Entries with figure data:
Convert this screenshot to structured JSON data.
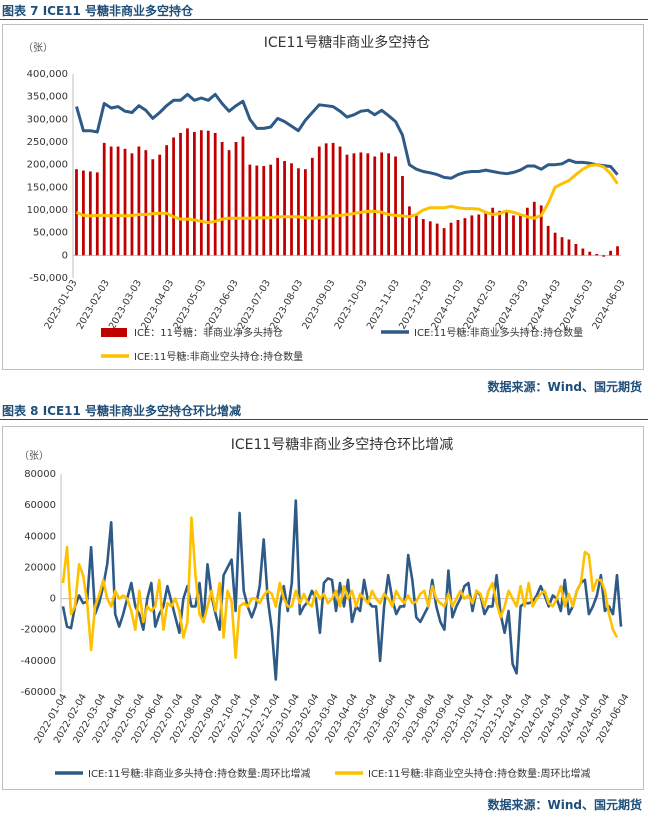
{
  "figure7": {
    "caption": "图表 7  ICE11 号糖非商业多空持仓",
    "source": "数据来源：Wind、国元期货"
  },
  "figure8": {
    "caption": "图表 8  ICE11 号糖非商业多空持仓环比增减",
    "source": "数据来源：Wind、国元期货"
  },
  "chart_data": [
    {
      "type": "bar+line",
      "title": "ICE11号糖非商业多空持仓",
      "ylabel": "（张）",
      "ylim": [
        -50000,
        400000
      ],
      "yticks": [
        -50000,
        0,
        50000,
        100000,
        150000,
        200000,
        250000,
        300000,
        350000,
        400000
      ],
      "ytick_labels": [
        "-50,000",
        "0",
        "50,000",
        "100,000",
        "150,000",
        "200,000",
        "250,000",
        "300,000",
        "350,000",
        "400,000"
      ],
      "x_tick_labels": [
        "2023-01-03",
        "2023-02-03",
        "2023-03-03",
        "2023-04-03",
        "2023-05-03",
        "2023-06-03",
        "2023-07-03",
        "2023-08-03",
        "2023-09-03",
        "2023-10-03",
        "2023-11-03",
        "2023-12-03",
        "2024-01-03",
        "2024-02-03",
        "2024-03-03",
        "2024-04-03",
        "2024-05-03",
        "2024-06-03"
      ],
      "series": [
        {
          "name": "ICE：11号糖：非商业净多头持仓",
          "kind": "bar",
          "color": "#c00000",
          "values": [
            190000,
            187000,
            185000,
            183000,
            248000,
            240000,
            240000,
            235000,
            225000,
            240000,
            232000,
            212000,
            222000,
            243000,
            260000,
            270000,
            280000,
            272000,
            276000,
            275000,
            270000,
            250000,
            232000,
            250000,
            262000,
            200000,
            198000,
            197000,
            200000,
            215000,
            208000,
            203000,
            192000,
            190000,
            215000,
            240000,
            247000,
            248000,
            240000,
            222000,
            225000,
            227000,
            225000,
            218000,
            227000,
            225000,
            218000,
            175000,
            108000,
            90000,
            80000,
            75000,
            70000,
            60000,
            72000,
            78000,
            82000,
            88000,
            90000,
            95000,
            105000,
            98000,
            95000,
            88000,
            92000,
            105000,
            118000,
            110000,
            65000,
            50000,
            40000,
            35000,
            25000,
            15000,
            8000,
            3000,
            -3000,
            10000,
            20000
          ]
        },
        {
          "name": "ICE:11号糖:非商业多头持仓:持仓数量",
          "kind": "line",
          "color": "#2e5a87",
          "values": [
            328000,
            275000,
            275000,
            272000,
            335000,
            325000,
            328000,
            318000,
            315000,
            330000,
            320000,
            302000,
            315000,
            330000,
            342000,
            342000,
            355000,
            342000,
            347000,
            342000,
            355000,
            335000,
            318000,
            330000,
            340000,
            300000,
            280000,
            280000,
            283000,
            302000,
            295000,
            285000,
            275000,
            298000,
            315000,
            332000,
            330000,
            328000,
            318000,
            305000,
            310000,
            318000,
            320000,
            310000,
            320000,
            308000,
            295000,
            265000,
            200000,
            190000,
            185000,
            182000,
            178000,
            172000,
            170000,
            178000,
            183000,
            185000,
            185000,
            188000,
            185000,
            182000,
            180000,
            183000,
            188000,
            197000,
            197000,
            190000,
            200000,
            200000,
            202000,
            210000,
            205000,
            205000,
            203000,
            200000,
            198000,
            196000,
            178000
          ]
        },
        {
          "name": "ICE:11号糖:非商业空头持仓:持仓数量",
          "kind": "line",
          "color": "#ffc000",
          "values": [
            95000,
            88000,
            87000,
            88000,
            88000,
            87000,
            88000,
            87000,
            88000,
            90000,
            90000,
            92000,
            93000,
            93000,
            85000,
            80000,
            80000,
            78000,
            75000,
            72000,
            75000,
            80000,
            82000,
            82000,
            82000,
            82000,
            83000,
            83000,
            83000,
            85000,
            85000,
            85000,
            85000,
            83000,
            82000,
            83000,
            85000,
            87000,
            88000,
            90000,
            92000,
            95000,
            97000,
            97000,
            95000,
            90000,
            88000,
            87000,
            85000,
            90000,
            100000,
            105000,
            105000,
            105000,
            108000,
            105000,
            103000,
            103000,
            102000,
            95000,
            90000,
            92000,
            98000,
            95000,
            90000,
            85000,
            82000,
            88000,
            115000,
            150000,
            158000,
            165000,
            178000,
            190000,
            198000,
            200000,
            195000,
            180000,
            158000
          ]
        }
      ],
      "legend": "bottom"
    },
    {
      "type": "line",
      "title": "ICE11号糖非商业多空持仓环比增减",
      "ylabel": "（张）",
      "ylim": [
        -60000,
        80000
      ],
      "yticks": [
        -60000,
        -40000,
        -20000,
        0,
        20000,
        40000,
        60000,
        80000
      ],
      "ytick_labels": [
        "-60000",
        "-40000",
        "-20000",
        "0",
        "20000",
        "40000",
        "60000",
        "80000"
      ],
      "x_tick_labels": [
        "2022-01-04",
        "2022-02-04",
        "2022-03-04",
        "2022-04-04",
        "2022-05-04",
        "2022-06-04",
        "2022-07-04",
        "2022-08-04",
        "2022-09-04",
        "2022-10-04",
        "2022-11-04",
        "2022-12-04",
        "2023-01-04",
        "2023-02-04",
        "2023-03-04",
        "2023-04-04",
        "2023-05-04",
        "2023-06-04",
        "2023-07-04",
        "2023-08-04",
        "2023-09-04",
        "2023-10-04",
        "2023-11-04",
        "2023-12-04",
        "2024-01-04",
        "2024-02-04",
        "2024-03-04",
        "2024-04-04",
        "2024-05-04",
        "2024-06-04"
      ],
      "series": [
        {
          "name": "ICE:11号糖:非商业多头持仓:持仓数量:周环比增减",
          "color": "#2e5a87",
          "values": [
            -5000,
            -18000,
            -19000,
            -5000,
            2000,
            -3000,
            -2000,
            33000,
            -10000,
            -3000,
            8000,
            22000,
            49000,
            -10000,
            -18000,
            -10000,
            0,
            10000,
            -5000,
            -10000,
            -20000,
            0,
            10000,
            -18000,
            -10000,
            -5000,
            8000,
            -2000,
            -12000,
            -22000,
            0,
            8000,
            -5000,
            -5000,
            10000,
            -15000,
            22000,
            2000,
            -10000,
            -20000,
            15000,
            20000,
            25000,
            -8000,
            55000,
            5000,
            -5000,
            -12000,
            -5000,
            8000,
            38000,
            0,
            -20000,
            -52000,
            -5000,
            8000,
            -8000,
            10000,
            63000,
            -10000,
            -5000,
            -2000,
            5000,
            0,
            -22000,
            10000,
            13000,
            12000,
            -8000,
            10000,
            -5000,
            12000,
            -15000,
            -5000,
            -8000,
            12000,
            -2000,
            -5000,
            -5000,
            -40000,
            -5000,
            15000,
            0,
            -10000,
            -5000,
            -5000,
            28000,
            12000,
            -12000,
            -15000,
            -10000,
            -5000,
            12000,
            -5000,
            -15000,
            -20000,
            18000,
            -12000,
            -5000,
            0,
            8000,
            10000,
            -8000,
            5000,
            2000,
            -10000,
            -5000,
            -5000,
            15000,
            -10000,
            -22000,
            -8000,
            -42000,
            -48000,
            -5000,
            -3000,
            -3000,
            -2000,
            2000,
            8000,
            2000,
            -5000,
            2000,
            0,
            -8000,
            12000,
            -10000,
            -5000,
            5000,
            10000,
            12000,
            -10000,
            -5000,
            2000,
            15000,
            -8000,
            -5000,
            -10000,
            15000,
            -18000
          ]
        },
        {
          "name": "ICE:11号糖:非商业空头持仓:持仓数量:周环比增减",
          "color": "#ffc000",
          "values": [
            10000,
            33000,
            -10000,
            -5000,
            22000,
            15000,
            -2000,
            -33000,
            -5000,
            2000,
            12000,
            0,
            -5000,
            5000,
            0,
            2000,
            0,
            -8000,
            -20000,
            5000,
            -15000,
            -5000,
            -8000,
            -5000,
            12000,
            -20000,
            -3000,
            -5000,
            0,
            -8000,
            -25000,
            -15000,
            52000,
            15000,
            -10000,
            -15000,
            -5000,
            5000,
            -8000,
            10000,
            -25000,
            5000,
            -2000,
            -38000,
            -5000,
            -3000,
            -5000,
            0,
            0,
            -3000,
            2000,
            5000,
            3000,
            -5000,
            10000,
            0,
            -5000,
            -5000,
            5000,
            -3000,
            3000,
            -3000,
            -5000,
            5000,
            0,
            3000,
            -3000,
            0,
            5000,
            -5000,
            8000,
            0,
            5000,
            -5000,
            3000,
            0,
            -3000,
            5000,
            0,
            -3000,
            3000,
            0,
            -5000,
            5000,
            0,
            -3000,
            2000,
            -3000,
            -2000,
            3000,
            5000,
            -5000,
            8000,
            0,
            -3000,
            -5000,
            3000,
            -5000,
            0,
            5000,
            0,
            2000,
            -3000,
            5000,
            3000,
            -5000,
            5000,
            10000,
            -3000,
            -12000,
            -5000,
            5000,
            0,
            -5000,
            8000,
            -5000,
            10000,
            -5000,
            0,
            3000,
            5000,
            -3000,
            -5000,
            0,
            8000,
            -5000,
            3000,
            -5000,
            5000,
            10000,
            30000,
            28000,
            5000,
            12000,
            12000,
            5000,
            -10000,
            -20000,
            -25000
          ]
        }
      ],
      "legend": "bottom"
    }
  ]
}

→ **Exercise description**
Lines containing the word "title" must all be returned from the material above.

→ **Finished answer**
      "title": "ICE11号糖非商业多空持仓",
      "title": "ICE11号糖非商业多空持仓环比增减",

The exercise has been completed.